**Work required**: Filter these entries, keeping only lines that hold the word "text".

**Information shown**:
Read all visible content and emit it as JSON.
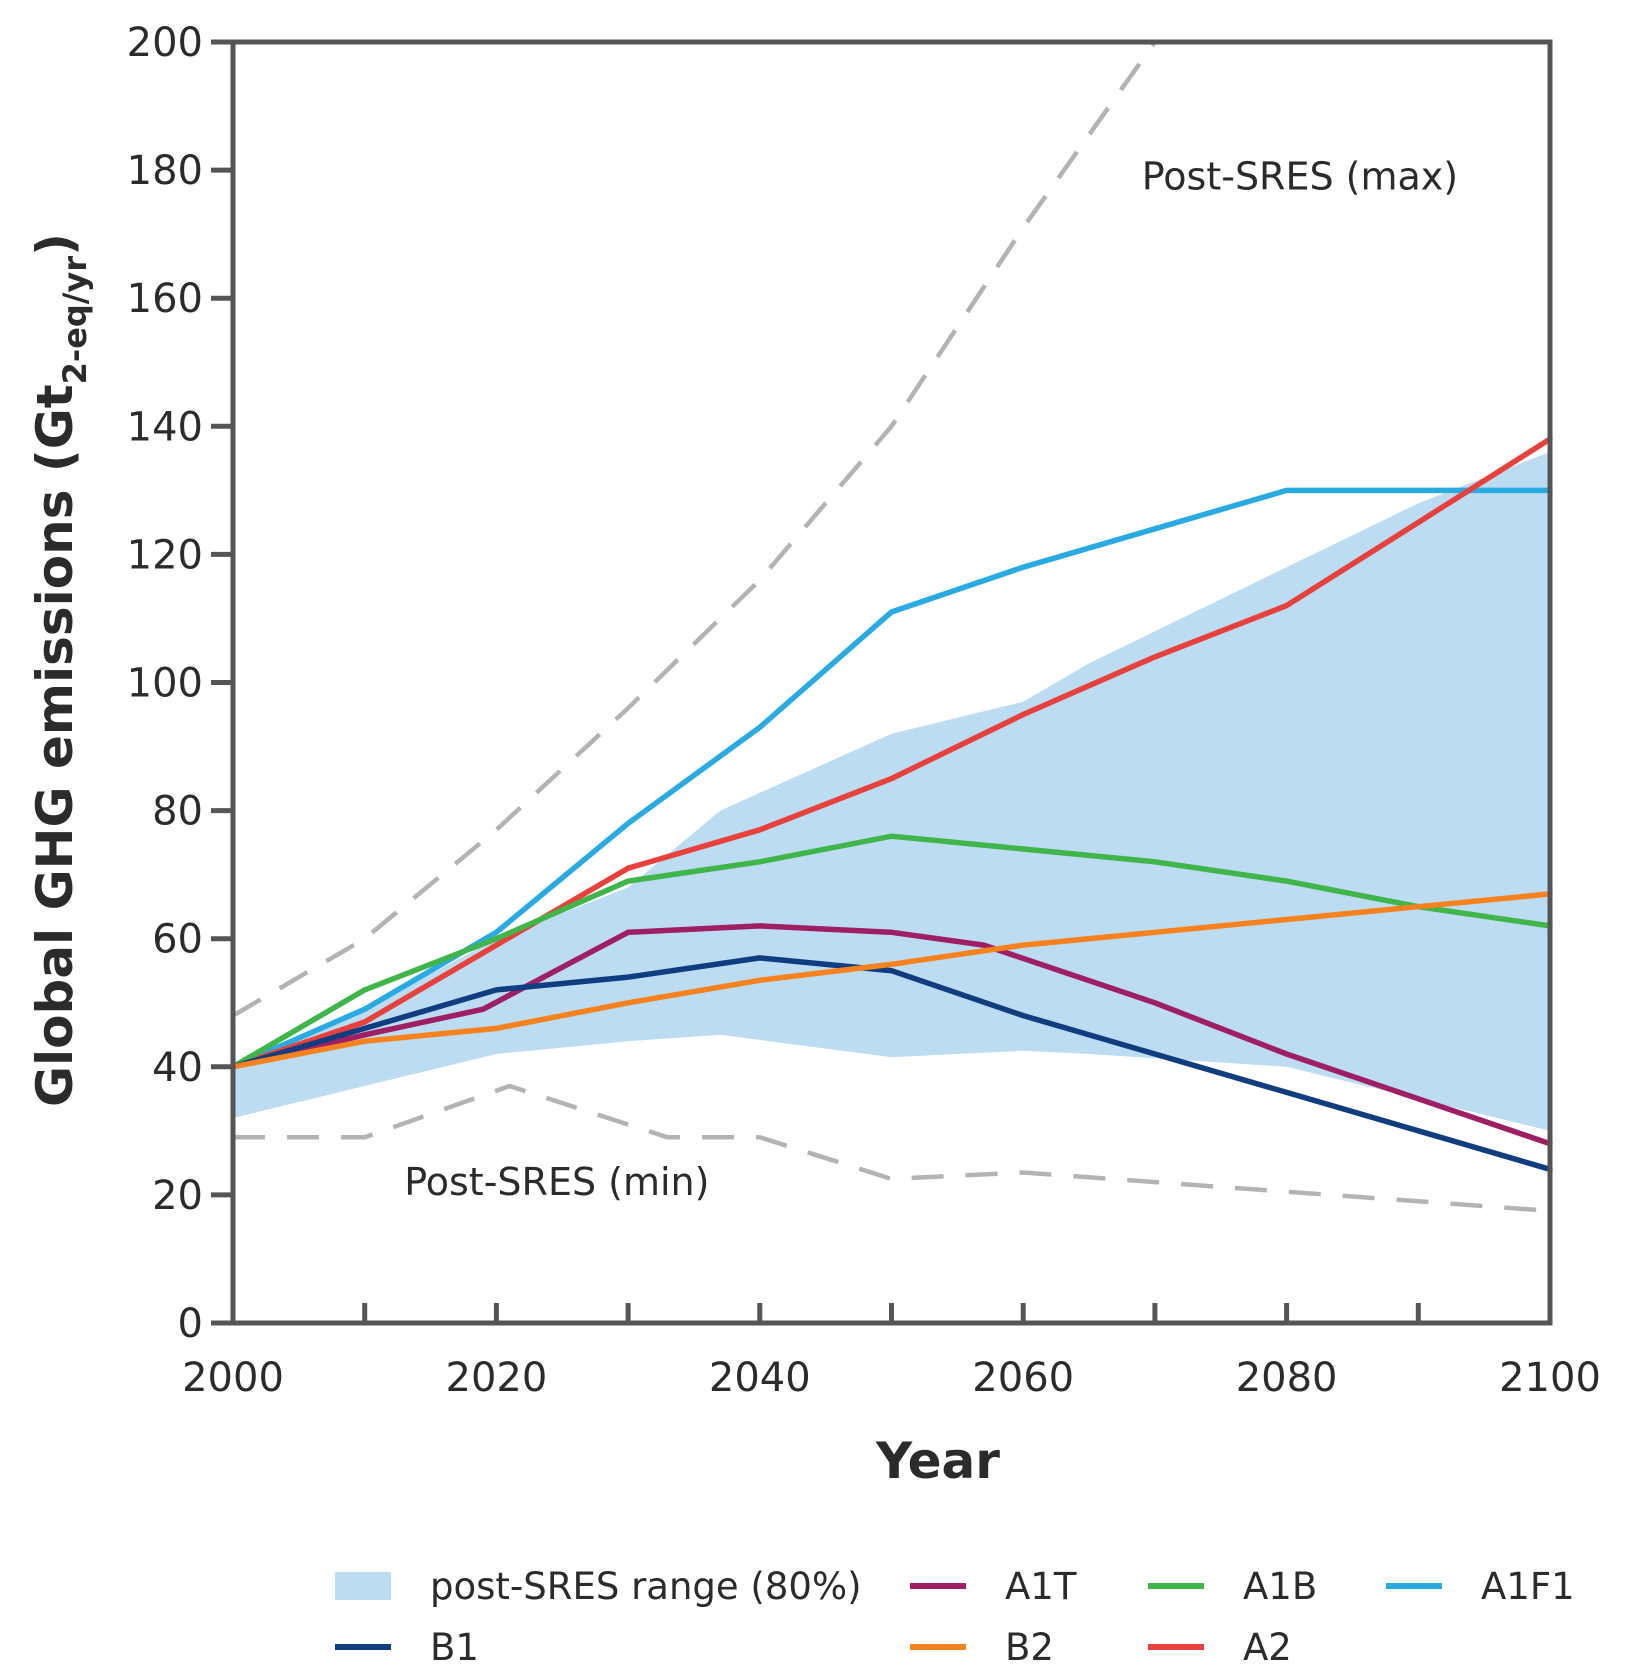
{
  "chart_data": {
    "type": "line",
    "xlabel": "Year",
    "ylabel_main": "Global GHG emissions (Gt",
    "ylabel_sub": "2-eq/yr",
    "ylabel_close": ")",
    "xlim": [
      2000,
      2100
    ],
    "ylim": [
      0,
      200
    ],
    "x_ticks": [
      2000,
      2020,
      2040,
      2060,
      2080,
      2100
    ],
    "x_minor_ticks": [
      2010,
      2030,
      2050,
      2070,
      2090
    ],
    "y_ticks": [
      0,
      20,
      40,
      60,
      80,
      100,
      120,
      140,
      160,
      180,
      200
    ],
    "grid": false,
    "legend_position": "bottom",
    "annotations": [
      {
        "text": "Post-SRES (max)",
        "x": 2069,
        "y": 177
      },
      {
        "text": "Post-SRES (min)",
        "x": 2013,
        "y": 20
      }
    ],
    "range_band": {
      "name": "post-SRES range (80%)",
      "color": "#bcdcf2",
      "x": [
        2000,
        2010,
        2020,
        2030,
        2037,
        2050,
        2060,
        2065,
        2080,
        2090,
        2100
      ],
      "lower": [
        32,
        37,
        42,
        44,
        45,
        41.5,
        42.5,
        42,
        40,
        35,
        30
      ],
      "upper": [
        40,
        49,
        60,
        68,
        80,
        92,
        97,
        103,
        118,
        128,
        136
      ]
    },
    "dashed_bounds": [
      {
        "name": "Post-SRES (max)",
        "color": "#b3b3b3",
        "x": [
          2000,
          2010,
          2020,
          2030,
          2040,
          2050,
          2060,
          2070
        ],
        "y": [
          48,
          60,
          77,
          96,
          116,
          140,
          171,
          200
        ]
      },
      {
        "name": "Post-SRES (min)",
        "color": "#b3b3b3",
        "x": [
          2000,
          2010,
          2021,
          2033,
          2040,
          2050,
          2060,
          2080,
          2090,
          2100
        ],
        "y": [
          29,
          29,
          37,
          29,
          29,
          22.5,
          23.5,
          20.5,
          19,
          17.5
        ]
      }
    ],
    "series": [
      {
        "name": "A1F1",
        "color": "#29abe2",
        "x": [
          2000,
          2010,
          2020,
          2030,
          2040,
          2050,
          2060,
          2070,
          2080,
          2090,
          2100
        ],
        "y": [
          40,
          49,
          61,
          78,
          93,
          111,
          118,
          124,
          130,
          130,
          130
        ]
      },
      {
        "name": "A2",
        "color": "#e8403a",
        "x": [
          2000,
          2010,
          2020,
          2030,
          2040,
          2050,
          2060,
          2070,
          2080,
          2090,
          2100
        ],
        "y": [
          40,
          47,
          59,
          71,
          77,
          85,
          95,
          104,
          112,
          125,
          138
        ]
      },
      {
        "name": "A1B",
        "color": "#3fb54a",
        "x": [
          2000,
          2010,
          2020,
          2030,
          2040,
          2050,
          2060,
          2070,
          2080,
          2090,
          2100
        ],
        "y": [
          40,
          52,
          60,
          69,
          72,
          76,
          74,
          72,
          69,
          65,
          62
        ]
      },
      {
        "name": "A1T",
        "color": "#9e1f63",
        "x": [
          2000,
          2010,
          2019,
          2030,
          2040,
          2050,
          2057,
          2070,
          2080,
          2090,
          2100
        ],
        "y": [
          40,
          45,
          49,
          61,
          62,
          61,
          59,
          50,
          42,
          35,
          28
        ]
      },
      {
        "name": "B1",
        "color": "#0f3d7f",
        "x": [
          2000,
          2010,
          2020,
          2030,
          2040,
          2050,
          2060,
          2070,
          2080,
          2090,
          2100
        ],
        "y": [
          40,
          46,
          52,
          54,
          57,
          55,
          48,
          42,
          36,
          30,
          24
        ]
      },
      {
        "name": "B2",
        "color": "#f5821f",
        "x": [
          2000,
          2010,
          2020,
          2030,
          2040,
          2050,
          2060,
          2070,
          2080,
          2090,
          2100
        ],
        "y": [
          40,
          44,
          46,
          50,
          53.5,
          56,
          59,
          61,
          63,
          65,
          67
        ]
      }
    ],
    "legend": [
      {
        "label": "post-SRES range (80%)",
        "kind": "band",
        "color": "#bcdcf2"
      },
      {
        "label": "A1T",
        "kind": "line",
        "color": "#9e1f63"
      },
      {
        "label": "A1B",
        "kind": "line",
        "color": "#3fb54a"
      },
      {
        "label": "A1F1",
        "kind": "line",
        "color": "#29abe2"
      },
      {
        "label": "B1",
        "kind": "line",
        "color": "#0f3d7f"
      },
      {
        "label": "B2",
        "kind": "line",
        "color": "#f5821f"
      },
      {
        "label": "A2",
        "kind": "line",
        "color": "#e8403a"
      }
    ],
    "axis_color": "#555555"
  }
}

**Solution to the problem**:
        "text": "Post-SRES (max)",
        "text": "Post-SRES (min)",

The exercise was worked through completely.